Exercise requirements:
Restate the data below word for word. Skip any images it contains.

-----

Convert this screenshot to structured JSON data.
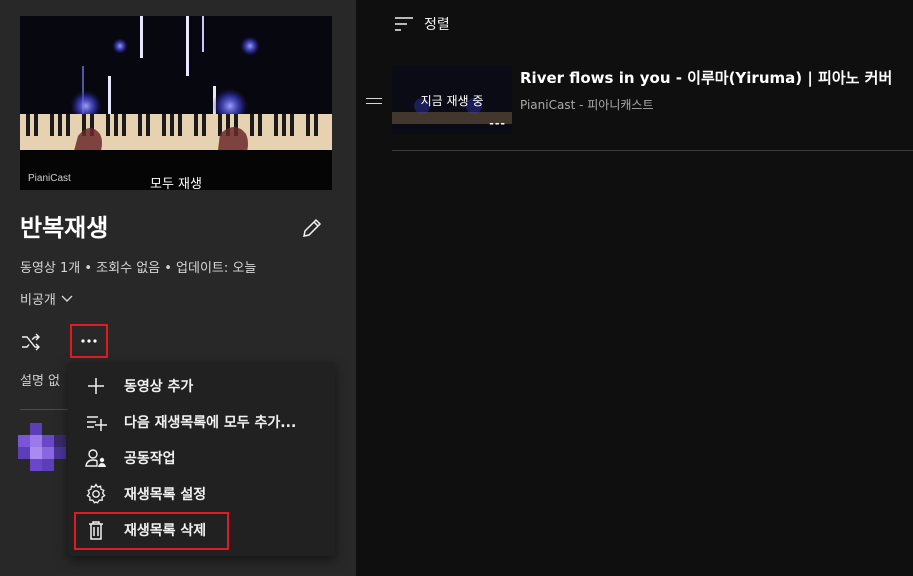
{
  "playlist": {
    "thumbnail": {
      "overlay_label": "모두 재생",
      "brand": "PianiCast"
    },
    "title": "반복재생",
    "meta": "동영상 1개 • 조회수 없음 • 업데이트: 오늘",
    "privacy": "비공개",
    "description": "설명 없",
    "icons": {
      "edit": "pencil-icon",
      "shuffle": "shuffle-icon",
      "more": "more-horizontal-icon",
      "privacy_dropdown": "chevron-down-icon"
    }
  },
  "menu": {
    "items": [
      {
        "label": "동영상 추가",
        "icon": "plus-icon"
      },
      {
        "label": "다음 재생목록에 모두 추가...",
        "icon": "playlist-add-icon"
      },
      {
        "label": "공동작업",
        "icon": "collaborate-icon"
      },
      {
        "label": "재생목록 설정",
        "icon": "gear-icon"
      },
      {
        "label": "재생목록 삭제",
        "icon": "trash-icon"
      }
    ]
  },
  "sort": {
    "label": "정렬",
    "icon": "sort-icon"
  },
  "videos": [
    {
      "title": "River flows in you - 이루마(Yiruma) | 피아노 커버",
      "channel": "PianiCast - 피아니캐스트",
      "status": "지금 재생 중",
      "duration_placeholder": "---"
    }
  ],
  "colors": {
    "background": "#0f0f0f",
    "panel": "#282828",
    "menu": "#212121",
    "highlight": "#e01b24",
    "glow": "#5a5cff"
  }
}
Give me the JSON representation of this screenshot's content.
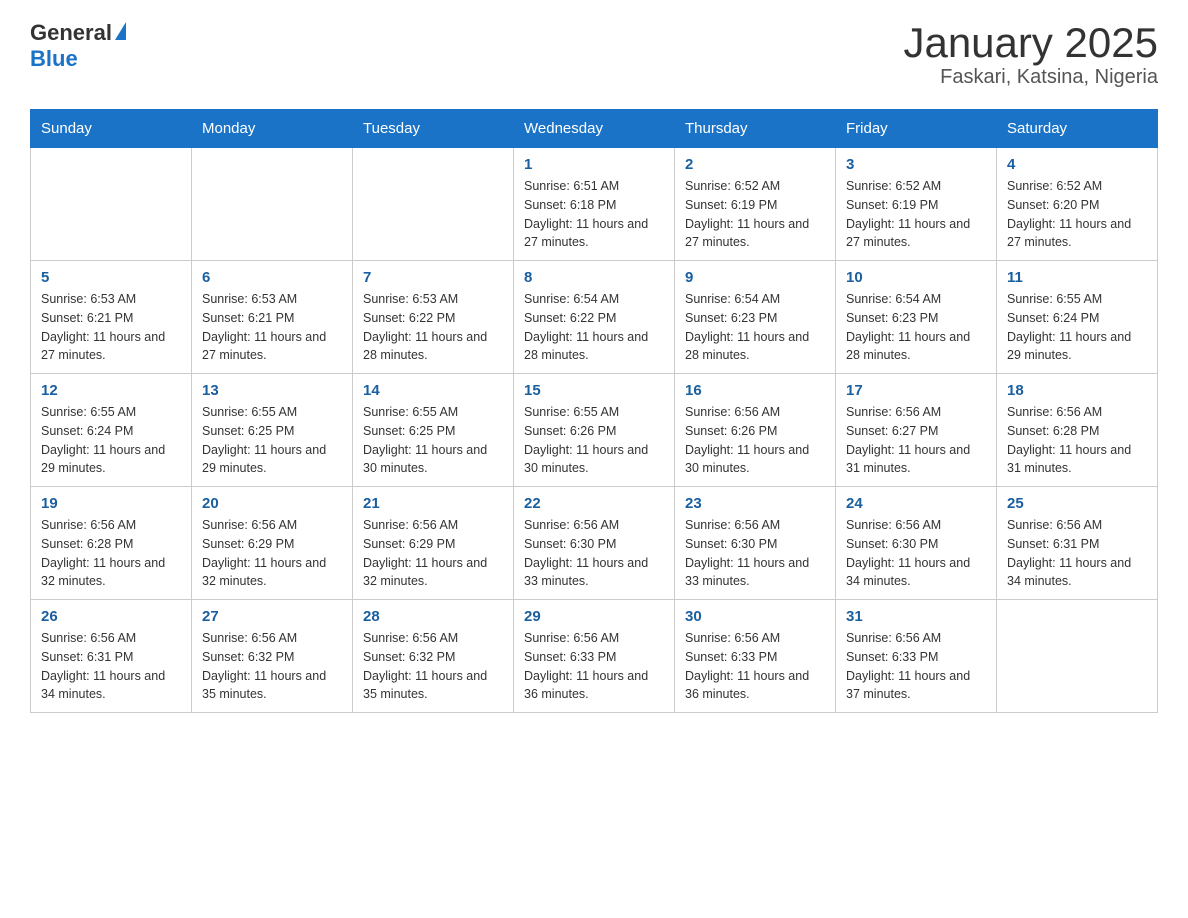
{
  "logo": {
    "general": "General",
    "blue": "Blue"
  },
  "title": "January 2025",
  "subtitle": "Faskari, Katsina, Nigeria",
  "days_of_week": [
    "Sunday",
    "Monday",
    "Tuesday",
    "Wednesday",
    "Thursday",
    "Friday",
    "Saturday"
  ],
  "weeks": [
    [
      {
        "day": "",
        "info": ""
      },
      {
        "day": "",
        "info": ""
      },
      {
        "day": "",
        "info": ""
      },
      {
        "day": "1",
        "info": "Sunrise: 6:51 AM\nSunset: 6:18 PM\nDaylight: 11 hours and 27 minutes."
      },
      {
        "day": "2",
        "info": "Sunrise: 6:52 AM\nSunset: 6:19 PM\nDaylight: 11 hours and 27 minutes."
      },
      {
        "day": "3",
        "info": "Sunrise: 6:52 AM\nSunset: 6:19 PM\nDaylight: 11 hours and 27 minutes."
      },
      {
        "day": "4",
        "info": "Sunrise: 6:52 AM\nSunset: 6:20 PM\nDaylight: 11 hours and 27 minutes."
      }
    ],
    [
      {
        "day": "5",
        "info": "Sunrise: 6:53 AM\nSunset: 6:21 PM\nDaylight: 11 hours and 27 minutes."
      },
      {
        "day": "6",
        "info": "Sunrise: 6:53 AM\nSunset: 6:21 PM\nDaylight: 11 hours and 27 minutes."
      },
      {
        "day": "7",
        "info": "Sunrise: 6:53 AM\nSunset: 6:22 PM\nDaylight: 11 hours and 28 minutes."
      },
      {
        "day": "8",
        "info": "Sunrise: 6:54 AM\nSunset: 6:22 PM\nDaylight: 11 hours and 28 minutes."
      },
      {
        "day": "9",
        "info": "Sunrise: 6:54 AM\nSunset: 6:23 PM\nDaylight: 11 hours and 28 minutes."
      },
      {
        "day": "10",
        "info": "Sunrise: 6:54 AM\nSunset: 6:23 PM\nDaylight: 11 hours and 28 minutes."
      },
      {
        "day": "11",
        "info": "Sunrise: 6:55 AM\nSunset: 6:24 PM\nDaylight: 11 hours and 29 minutes."
      }
    ],
    [
      {
        "day": "12",
        "info": "Sunrise: 6:55 AM\nSunset: 6:24 PM\nDaylight: 11 hours and 29 minutes."
      },
      {
        "day": "13",
        "info": "Sunrise: 6:55 AM\nSunset: 6:25 PM\nDaylight: 11 hours and 29 minutes."
      },
      {
        "day": "14",
        "info": "Sunrise: 6:55 AM\nSunset: 6:25 PM\nDaylight: 11 hours and 30 minutes."
      },
      {
        "day": "15",
        "info": "Sunrise: 6:55 AM\nSunset: 6:26 PM\nDaylight: 11 hours and 30 minutes."
      },
      {
        "day": "16",
        "info": "Sunrise: 6:56 AM\nSunset: 6:26 PM\nDaylight: 11 hours and 30 minutes."
      },
      {
        "day": "17",
        "info": "Sunrise: 6:56 AM\nSunset: 6:27 PM\nDaylight: 11 hours and 31 minutes."
      },
      {
        "day": "18",
        "info": "Sunrise: 6:56 AM\nSunset: 6:28 PM\nDaylight: 11 hours and 31 minutes."
      }
    ],
    [
      {
        "day": "19",
        "info": "Sunrise: 6:56 AM\nSunset: 6:28 PM\nDaylight: 11 hours and 32 minutes."
      },
      {
        "day": "20",
        "info": "Sunrise: 6:56 AM\nSunset: 6:29 PM\nDaylight: 11 hours and 32 minutes."
      },
      {
        "day": "21",
        "info": "Sunrise: 6:56 AM\nSunset: 6:29 PM\nDaylight: 11 hours and 32 minutes."
      },
      {
        "day": "22",
        "info": "Sunrise: 6:56 AM\nSunset: 6:30 PM\nDaylight: 11 hours and 33 minutes."
      },
      {
        "day": "23",
        "info": "Sunrise: 6:56 AM\nSunset: 6:30 PM\nDaylight: 11 hours and 33 minutes."
      },
      {
        "day": "24",
        "info": "Sunrise: 6:56 AM\nSunset: 6:30 PM\nDaylight: 11 hours and 34 minutes."
      },
      {
        "day": "25",
        "info": "Sunrise: 6:56 AM\nSunset: 6:31 PM\nDaylight: 11 hours and 34 minutes."
      }
    ],
    [
      {
        "day": "26",
        "info": "Sunrise: 6:56 AM\nSunset: 6:31 PM\nDaylight: 11 hours and 34 minutes."
      },
      {
        "day": "27",
        "info": "Sunrise: 6:56 AM\nSunset: 6:32 PM\nDaylight: 11 hours and 35 minutes."
      },
      {
        "day": "28",
        "info": "Sunrise: 6:56 AM\nSunset: 6:32 PM\nDaylight: 11 hours and 35 minutes."
      },
      {
        "day": "29",
        "info": "Sunrise: 6:56 AM\nSunset: 6:33 PM\nDaylight: 11 hours and 36 minutes."
      },
      {
        "day": "30",
        "info": "Sunrise: 6:56 AM\nSunset: 6:33 PM\nDaylight: 11 hours and 36 minutes."
      },
      {
        "day": "31",
        "info": "Sunrise: 6:56 AM\nSunset: 6:33 PM\nDaylight: 11 hours and 37 minutes."
      },
      {
        "day": "",
        "info": ""
      }
    ]
  ],
  "colors": {
    "header_bg": "#1a73c7",
    "header_text": "#ffffff",
    "day_number_color": "#1a5fa0"
  }
}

-----

Written response:
Convert this screenshot to structured JSON data.
{
  "playlist": {
    "thumbnail": {
      "overlay_label": "모두 재생",
      "brand": "PianiCast"
    },
    "title": "반복재생",
    "meta": "동영상 1개 • 조회수 없음 • 업데이트: 오늘",
    "privacy": "비공개",
    "description": "설명 없",
    "icons": {
      "edit": "pencil-icon",
      "shuffle": "shuffle-icon",
      "more": "more-horizontal-icon",
      "privacy_dropdown": "chevron-down-icon"
    }
  },
  "menu": {
    "items": [
      {
        "label": "동영상 추가",
        "icon": "plus-icon"
      },
      {
        "label": "다음 재생목록에 모두 추가...",
        "icon": "playlist-add-icon"
      },
      {
        "label": "공동작업",
        "icon": "collaborate-icon"
      },
      {
        "label": "재생목록 설정",
        "icon": "gear-icon"
      },
      {
        "label": "재생목록 삭제",
        "icon": "trash-icon"
      }
    ]
  },
  "sort": {
    "label": "정렬",
    "icon": "sort-icon"
  },
  "videos": [
    {
      "title": "River flows in you - 이루마(Yiruma) | 피아노 커버",
      "channel": "PianiCast - 피아니캐스트",
      "status": "지금 재생 중",
      "duration_placeholder": "---"
    }
  ],
  "colors": {
    "background": "#0f0f0f",
    "panel": "#282828",
    "menu": "#212121",
    "highlight": "#e01b24",
    "glow": "#5a5cff"
  }
}
Give me the JSON representation of this screenshot's content.
{
  "logo": {
    "general": "General",
    "blue": "Blue"
  },
  "title": "January 2025",
  "subtitle": "Faskari, Katsina, Nigeria",
  "days_of_week": [
    "Sunday",
    "Monday",
    "Tuesday",
    "Wednesday",
    "Thursday",
    "Friday",
    "Saturday"
  ],
  "weeks": [
    [
      {
        "day": "",
        "info": ""
      },
      {
        "day": "",
        "info": ""
      },
      {
        "day": "",
        "info": ""
      },
      {
        "day": "1",
        "info": "Sunrise: 6:51 AM\nSunset: 6:18 PM\nDaylight: 11 hours and 27 minutes."
      },
      {
        "day": "2",
        "info": "Sunrise: 6:52 AM\nSunset: 6:19 PM\nDaylight: 11 hours and 27 minutes."
      },
      {
        "day": "3",
        "info": "Sunrise: 6:52 AM\nSunset: 6:19 PM\nDaylight: 11 hours and 27 minutes."
      },
      {
        "day": "4",
        "info": "Sunrise: 6:52 AM\nSunset: 6:20 PM\nDaylight: 11 hours and 27 minutes."
      }
    ],
    [
      {
        "day": "5",
        "info": "Sunrise: 6:53 AM\nSunset: 6:21 PM\nDaylight: 11 hours and 27 minutes."
      },
      {
        "day": "6",
        "info": "Sunrise: 6:53 AM\nSunset: 6:21 PM\nDaylight: 11 hours and 27 minutes."
      },
      {
        "day": "7",
        "info": "Sunrise: 6:53 AM\nSunset: 6:22 PM\nDaylight: 11 hours and 28 minutes."
      },
      {
        "day": "8",
        "info": "Sunrise: 6:54 AM\nSunset: 6:22 PM\nDaylight: 11 hours and 28 minutes."
      },
      {
        "day": "9",
        "info": "Sunrise: 6:54 AM\nSunset: 6:23 PM\nDaylight: 11 hours and 28 minutes."
      },
      {
        "day": "10",
        "info": "Sunrise: 6:54 AM\nSunset: 6:23 PM\nDaylight: 11 hours and 28 minutes."
      },
      {
        "day": "11",
        "info": "Sunrise: 6:55 AM\nSunset: 6:24 PM\nDaylight: 11 hours and 29 minutes."
      }
    ],
    [
      {
        "day": "12",
        "info": "Sunrise: 6:55 AM\nSunset: 6:24 PM\nDaylight: 11 hours and 29 minutes."
      },
      {
        "day": "13",
        "info": "Sunrise: 6:55 AM\nSunset: 6:25 PM\nDaylight: 11 hours and 29 minutes."
      },
      {
        "day": "14",
        "info": "Sunrise: 6:55 AM\nSunset: 6:25 PM\nDaylight: 11 hours and 30 minutes."
      },
      {
        "day": "15",
        "info": "Sunrise: 6:55 AM\nSunset: 6:26 PM\nDaylight: 11 hours and 30 minutes."
      },
      {
        "day": "16",
        "info": "Sunrise: 6:56 AM\nSunset: 6:26 PM\nDaylight: 11 hours and 30 minutes."
      },
      {
        "day": "17",
        "info": "Sunrise: 6:56 AM\nSunset: 6:27 PM\nDaylight: 11 hours and 31 minutes."
      },
      {
        "day": "18",
        "info": "Sunrise: 6:56 AM\nSunset: 6:28 PM\nDaylight: 11 hours and 31 minutes."
      }
    ],
    [
      {
        "day": "19",
        "info": "Sunrise: 6:56 AM\nSunset: 6:28 PM\nDaylight: 11 hours and 32 minutes."
      },
      {
        "day": "20",
        "info": "Sunrise: 6:56 AM\nSunset: 6:29 PM\nDaylight: 11 hours and 32 minutes."
      },
      {
        "day": "21",
        "info": "Sunrise: 6:56 AM\nSunset: 6:29 PM\nDaylight: 11 hours and 32 minutes."
      },
      {
        "day": "22",
        "info": "Sunrise: 6:56 AM\nSunset: 6:30 PM\nDaylight: 11 hours and 33 minutes."
      },
      {
        "day": "23",
        "info": "Sunrise: 6:56 AM\nSunset: 6:30 PM\nDaylight: 11 hours and 33 minutes."
      },
      {
        "day": "24",
        "info": "Sunrise: 6:56 AM\nSunset: 6:30 PM\nDaylight: 11 hours and 34 minutes."
      },
      {
        "day": "25",
        "info": "Sunrise: 6:56 AM\nSunset: 6:31 PM\nDaylight: 11 hours and 34 minutes."
      }
    ],
    [
      {
        "day": "26",
        "info": "Sunrise: 6:56 AM\nSunset: 6:31 PM\nDaylight: 11 hours and 34 minutes."
      },
      {
        "day": "27",
        "info": "Sunrise: 6:56 AM\nSunset: 6:32 PM\nDaylight: 11 hours and 35 minutes."
      },
      {
        "day": "28",
        "info": "Sunrise: 6:56 AM\nSunset: 6:32 PM\nDaylight: 11 hours and 35 minutes."
      },
      {
        "day": "29",
        "info": "Sunrise: 6:56 AM\nSunset: 6:33 PM\nDaylight: 11 hours and 36 minutes."
      },
      {
        "day": "30",
        "info": "Sunrise: 6:56 AM\nSunset: 6:33 PM\nDaylight: 11 hours and 36 minutes."
      },
      {
        "day": "31",
        "info": "Sunrise: 6:56 AM\nSunset: 6:33 PM\nDaylight: 11 hours and 37 minutes."
      },
      {
        "day": "",
        "info": ""
      }
    ]
  ],
  "colors": {
    "header_bg": "#1a73c7",
    "header_text": "#ffffff",
    "day_number_color": "#1a5fa0"
  }
}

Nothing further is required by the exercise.